Report every line below that holds the word "Ukrajinu".

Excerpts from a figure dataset
----------

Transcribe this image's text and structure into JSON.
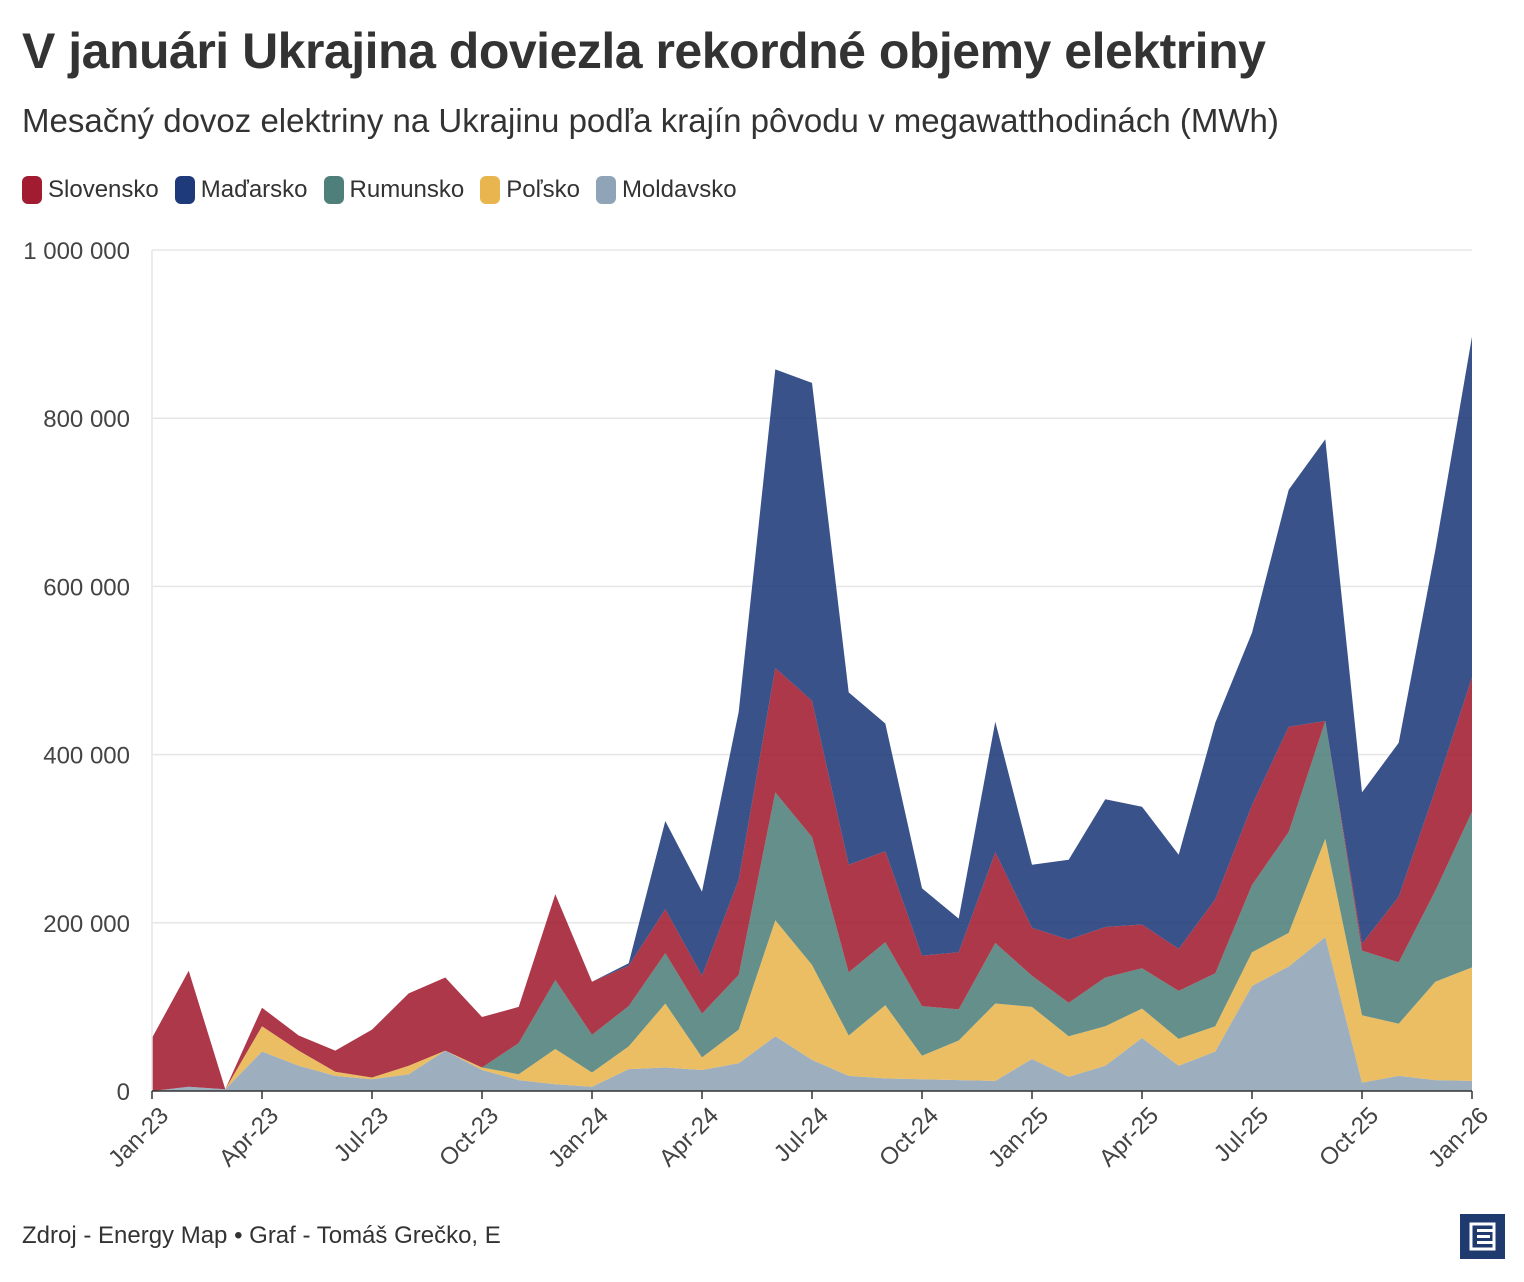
{
  "title": "V januári Ukrajina doviezla rekordné objemy elektriny",
  "subtitle": "Mesačný dovoz elektriny na Ukrajinu podľa krajín pôvodu v megawatthodinách (MWh)",
  "footer": "Zdroj - Energy Map • Graf - Tomáš Grečko, E",
  "colors": {
    "Slovensko": "#a11c30",
    "Maďarsko": "#1f3a7a",
    "Rumunsko": "#4f7f7a",
    "Poľsko": "#e8b54e",
    "Moldavsko": "#8fa4b6"
  },
  "chart_data": {
    "type": "area",
    "stacked": true,
    "title": "V januári Ukrajina doviezla rekordné objemy elektriny",
    "subtitle": "Mesačný dovoz elektriny na Ukrajinu podľa krajín pôvodu v megawatthodinách (MWh)",
    "xlabel": "",
    "ylabel": "",
    "ylim": [
      0,
      1000000
    ],
    "yticks": [
      0,
      200000,
      400000,
      600000,
      800000,
      1000000
    ],
    "ytick_labels": [
      "0",
      "200 000",
      "400 000",
      "600 000",
      "800 000",
      "1 000 000"
    ],
    "xtick_labels": [
      "Jan-23",
      "Apr-23",
      "Jul-23",
      "Oct-23",
      "Jan-24",
      "Apr-24",
      "Jul-24",
      "Oct-24",
      "Jan-25",
      "Apr-25",
      "Jul-25",
      "Oct-25",
      "Jan-26"
    ],
    "xtick_indices": [
      0,
      3,
      6,
      9,
      12,
      15,
      18,
      21,
      24,
      27,
      30,
      33,
      36
    ],
    "categories": [
      "Jan-23",
      "Feb-23",
      "Mar-23",
      "Apr-23",
      "May-23",
      "Jun-23",
      "Jul-23",
      "Aug-23",
      "Sep-23",
      "Oct-23",
      "Nov-23",
      "Dec-23",
      "Jan-24",
      "Feb-24",
      "Mar-24",
      "Apr-24",
      "May-24",
      "Jun-24",
      "Jul-24",
      "Aug-24",
      "Sep-24",
      "Oct-24",
      "Nov-24",
      "Dec-24",
      "Jan-25",
      "Feb-25",
      "Mar-25",
      "Apr-25",
      "May-25",
      "Jun-25",
      "Jul-25",
      "Aug-25",
      "Sep-25",
      "Oct-25",
      "Nov-25",
      "Dec-25",
      "Jan-26"
    ],
    "legend_position": "top-left",
    "grid": true,
    "series": [
      {
        "name": "Moldavsko",
        "values": [
          0,
          5000,
          2000,
          47000,
          30000,
          18000,
          14000,
          20000,
          48000,
          25000,
          13000,
          8000,
          5000,
          26000,
          28000,
          25000,
          33000,
          65000,
          37000,
          18000,
          15000,
          14000,
          13000,
          12000,
          38000,
          17000,
          30000,
          63000,
          30000,
          47000,
          125000,
          148000,
          183000,
          10000,
          18000,
          13000,
          12000
        ]
      },
      {
        "name": "Poľsko",
        "values": [
          0,
          0,
          0,
          30000,
          18000,
          5000,
          2000,
          10000,
          0,
          3000,
          7000,
          42000,
          17000,
          27000,
          76000,
          15000,
          40000,
          138000,
          113000,
          48000,
          87000,
          28000,
          47000,
          92000,
          62000,
          48000,
          47000,
          35000,
          32000,
          30000,
          40000,
          40000,
          117000,
          80000,
          62000,
          117000,
          135000
        ]
      },
      {
        "name": "Rumunsko",
        "values": [
          0,
          0,
          0,
          0,
          0,
          0,
          0,
          0,
          0,
          0,
          37000,
          82000,
          45000,
          48000,
          60000,
          52000,
          65000,
          152000,
          152000,
          75000,
          75000,
          59000,
          37000,
          72000,
          37000,
          40000,
          58000,
          48000,
          57000,
          63000,
          80000,
          120000,
          140000,
          77000,
          73000,
          108000,
          185000
        ]
      },
      {
        "name": "Slovensko",
        "values": [
          63000,
          138000,
          0,
          22000,
          18000,
          25000,
          57000,
          86000,
          87000,
          60000,
          43000,
          102000,
          63000,
          48000,
          52000,
          45000,
          113000,
          148000,
          162000,
          128000,
          108000,
          60000,
          68000,
          108000,
          57000,
          75000,
          60000,
          52000,
          50000,
          88000,
          95000,
          125000,
          0,
          8000,
          78000,
          120000,
          160000
        ]
      },
      {
        "name": "Maďarsko",
        "values": [
          0,
          0,
          0,
          0,
          0,
          0,
          0,
          0,
          0,
          0,
          0,
          0,
          0,
          3000,
          105000,
          100000,
          200000,
          355000,
          378000,
          205000,
          152000,
          80000,
          40000,
          155000,
          75000,
          95000,
          152000,
          140000,
          112000,
          210000,
          205000,
          282000,
          335000,
          180000,
          183000,
          285000,
          405000
        ]
      }
    ]
  }
}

----------

▶ Task solution
  "subtitle": "Mesačný dovoz elektriny na Ukrajinu podľa krajín pôvodu v megawatthodinách (MWh)",
    "subtitle": "Mesačný dovoz elektriny na Ukrajinu podľa krajín pôvodu v megawatthodinách (MWh)",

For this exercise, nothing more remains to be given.